[Items from a data source]
_ _ _ _ _ _ _

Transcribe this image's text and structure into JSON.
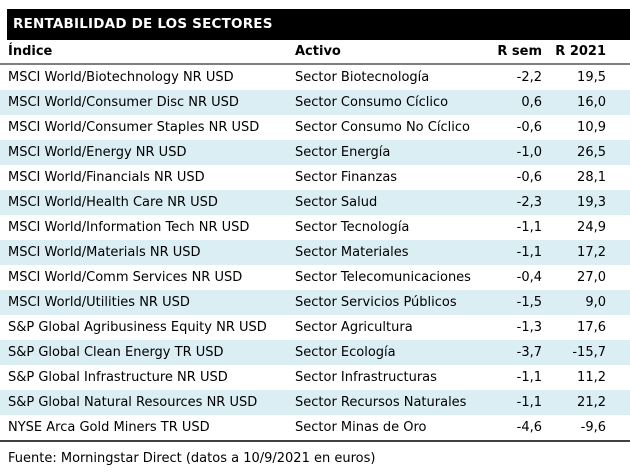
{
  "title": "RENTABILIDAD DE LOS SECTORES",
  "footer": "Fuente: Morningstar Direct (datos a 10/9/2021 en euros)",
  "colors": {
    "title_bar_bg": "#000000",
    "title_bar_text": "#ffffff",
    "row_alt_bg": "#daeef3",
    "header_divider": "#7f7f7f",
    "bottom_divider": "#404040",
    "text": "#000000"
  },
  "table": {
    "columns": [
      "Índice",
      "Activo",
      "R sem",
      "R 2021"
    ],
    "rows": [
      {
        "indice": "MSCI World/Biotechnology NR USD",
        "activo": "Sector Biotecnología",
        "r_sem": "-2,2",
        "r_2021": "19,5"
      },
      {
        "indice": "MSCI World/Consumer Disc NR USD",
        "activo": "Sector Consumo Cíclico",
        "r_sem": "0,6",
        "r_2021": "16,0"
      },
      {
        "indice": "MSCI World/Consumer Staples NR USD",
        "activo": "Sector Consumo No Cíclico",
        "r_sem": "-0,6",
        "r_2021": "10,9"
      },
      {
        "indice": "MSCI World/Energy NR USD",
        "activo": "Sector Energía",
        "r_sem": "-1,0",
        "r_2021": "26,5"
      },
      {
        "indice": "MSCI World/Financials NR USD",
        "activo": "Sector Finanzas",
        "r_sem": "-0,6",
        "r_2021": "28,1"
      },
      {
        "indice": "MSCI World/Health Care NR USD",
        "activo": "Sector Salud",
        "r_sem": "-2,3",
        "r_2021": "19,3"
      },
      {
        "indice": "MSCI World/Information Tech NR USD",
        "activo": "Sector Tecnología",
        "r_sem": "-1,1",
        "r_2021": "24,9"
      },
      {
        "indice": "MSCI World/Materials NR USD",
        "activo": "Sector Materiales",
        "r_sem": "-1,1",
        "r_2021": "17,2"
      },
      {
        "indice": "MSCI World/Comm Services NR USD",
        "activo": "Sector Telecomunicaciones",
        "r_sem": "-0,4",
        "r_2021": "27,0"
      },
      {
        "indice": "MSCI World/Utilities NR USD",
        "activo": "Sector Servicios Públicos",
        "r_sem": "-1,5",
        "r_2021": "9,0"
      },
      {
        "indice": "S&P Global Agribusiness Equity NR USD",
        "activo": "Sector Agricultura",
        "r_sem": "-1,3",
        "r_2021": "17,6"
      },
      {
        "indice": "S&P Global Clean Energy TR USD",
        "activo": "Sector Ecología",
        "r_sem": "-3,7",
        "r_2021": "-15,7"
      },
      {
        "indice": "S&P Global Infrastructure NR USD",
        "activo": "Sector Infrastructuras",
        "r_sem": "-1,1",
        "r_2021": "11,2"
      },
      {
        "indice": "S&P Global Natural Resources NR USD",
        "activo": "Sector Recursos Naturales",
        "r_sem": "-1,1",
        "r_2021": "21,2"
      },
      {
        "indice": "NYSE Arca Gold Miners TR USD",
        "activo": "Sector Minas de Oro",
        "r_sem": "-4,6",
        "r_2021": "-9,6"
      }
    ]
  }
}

_ _ _ _ _ _ _

Each record above is to be restated exactly, with its pictures removed from the copy.

Transcribe this image's text and structure into JSON.
{
  "title": "RENTABILIDAD DE LOS SECTORES",
  "footer": "Fuente: Morningstar Direct (datos a 10/9/2021 en euros)",
  "colors": {
    "title_bar_bg": "#000000",
    "title_bar_text": "#ffffff",
    "row_alt_bg": "#daeef3",
    "header_divider": "#7f7f7f",
    "bottom_divider": "#404040",
    "text": "#000000"
  },
  "table": {
    "columns": [
      "Índice",
      "Activo",
      "R sem",
      "R 2021"
    ],
    "rows": [
      {
        "indice": "MSCI World/Biotechnology NR USD",
        "activo": "Sector Biotecnología",
        "r_sem": "-2,2",
        "r_2021": "19,5"
      },
      {
        "indice": "MSCI World/Consumer Disc NR USD",
        "activo": "Sector Consumo Cíclico",
        "r_sem": "0,6",
        "r_2021": "16,0"
      },
      {
        "indice": "MSCI World/Consumer Staples NR USD",
        "activo": "Sector Consumo No Cíclico",
        "r_sem": "-0,6",
        "r_2021": "10,9"
      },
      {
        "indice": "MSCI World/Energy NR USD",
        "activo": "Sector Energía",
        "r_sem": "-1,0",
        "r_2021": "26,5"
      },
      {
        "indice": "MSCI World/Financials NR USD",
        "activo": "Sector Finanzas",
        "r_sem": "-0,6",
        "r_2021": "28,1"
      },
      {
        "indice": "MSCI World/Health Care NR USD",
        "activo": "Sector Salud",
        "r_sem": "-2,3",
        "r_2021": "19,3"
      },
      {
        "indice": "MSCI World/Information Tech NR USD",
        "activo": "Sector Tecnología",
        "r_sem": "-1,1",
        "r_2021": "24,9"
      },
      {
        "indice": "MSCI World/Materials NR USD",
        "activo": "Sector Materiales",
        "r_sem": "-1,1",
        "r_2021": "17,2"
      },
      {
        "indice": "MSCI World/Comm Services NR USD",
        "activo": "Sector Telecomunicaciones",
        "r_sem": "-0,4",
        "r_2021": "27,0"
      },
      {
        "indice": "MSCI World/Utilities NR USD",
        "activo": "Sector Servicios Públicos",
        "r_sem": "-1,5",
        "r_2021": "9,0"
      },
      {
        "indice": "S&P Global Agribusiness Equity NR USD",
        "activo": "Sector Agricultura",
        "r_sem": "-1,3",
        "r_2021": "17,6"
      },
      {
        "indice": "S&P Global Clean Energy TR USD",
        "activo": "Sector Ecología",
        "r_sem": "-3,7",
        "r_2021": "-15,7"
      },
      {
        "indice": "S&P Global Infrastructure NR USD",
        "activo": "Sector Infrastructuras",
        "r_sem": "-1,1",
        "r_2021": "11,2"
      },
      {
        "indice": "S&P Global Natural Resources NR USD",
        "activo": "Sector Recursos Naturales",
        "r_sem": "-1,1",
        "r_2021": "21,2"
      },
      {
        "indice": "NYSE Arca Gold Miners TR USD",
        "activo": "Sector Minas de Oro",
        "r_sem": "-4,6",
        "r_2021": "-9,6"
      }
    ]
  }
}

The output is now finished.